** Given records **
__________________________________________________

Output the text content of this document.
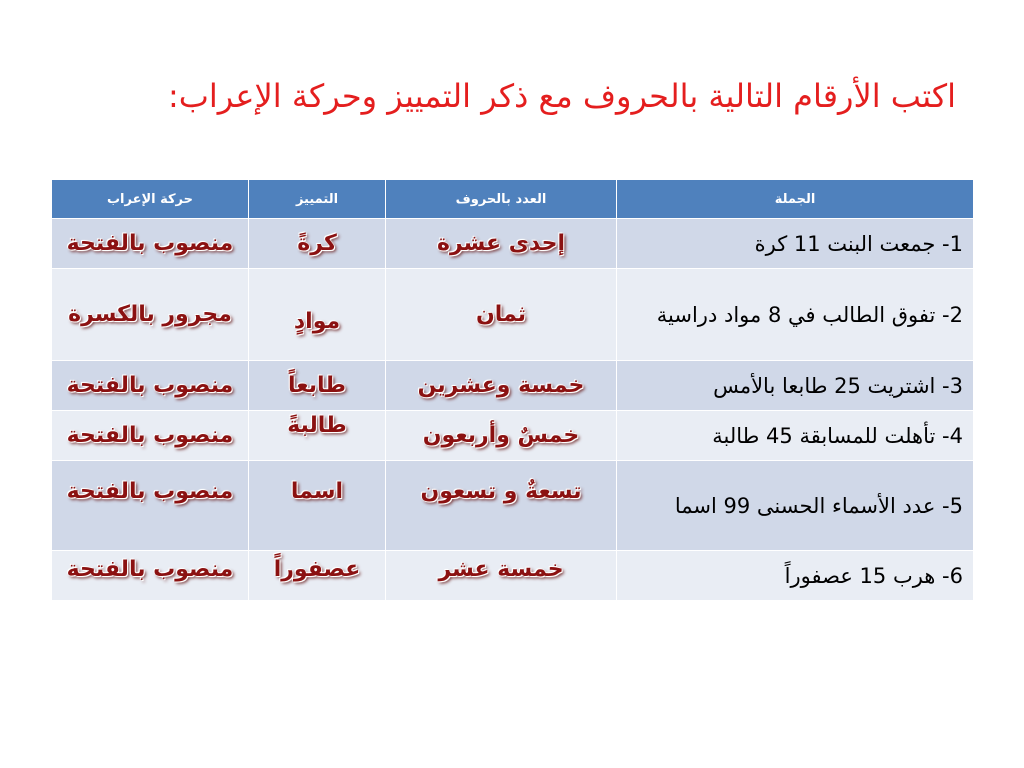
اكتب الأرقام التالية بالحروف مع ذكر التمييز وحركة الإعراب:
الجملة	العدد بالحروف	التمييز	حركة الإعراب
1- جمعت البنت 11 كرة	إحدى عشرة	كرةً	منصوب بالفتحة
2- تفوق الطالب في 8 مواد دراسية	ثمان	موادٍ	مجرور بالكسرة
3- اشتريت 25 طابعا بالأمس	خمسة وعشرين	طابعاً	منصوب بالفتحة
4- تأهلت للمسابقة 45 طالبة	خمسٌ وأربعون	طالبةً	منصوب بالفتحة
5- عدد الأسماء الحسنى 99 اسما	تسعةٌ و تسعون	اسما	منصوب بالفتحة
6- هرب 15 عصفوراً	خمسة عشر	عصفوراً	منصوب بالفتحة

__________________________________________________

** Problem to work on **
Transcribe the listing above verbatim. Omit the pictures.

** Answer below **
Output the text content of this document.
اكتب الأرقام التالية بالحروف مع ذكر التمييز وحركة الإعراب:
الجملة	العدد بالحروف	التمييز	حركة الإعراب
1- جمعت البنت 11 كرة	إحدى عشرة	كرةً	منصوب بالفتحة
2- تفوق الطالب في 8 مواد دراسية	ثمان	موادٍ	مجرور بالكسرة
3- اشتريت 25 طابعا بالأمس	خمسة وعشرين	طابعاً	منصوب بالفتحة
4- تأهلت للمسابقة 45 طالبة	خمسٌ وأربعون	طالبةً	منصوب بالفتحة
5- عدد الأسماء الحسنى 99 اسما	تسعةٌ و تسعون	اسما	منصوب بالفتحة
6- هرب 15 عصفوراً	خمسة عشر	عصفوراً	منصوب بالفتحة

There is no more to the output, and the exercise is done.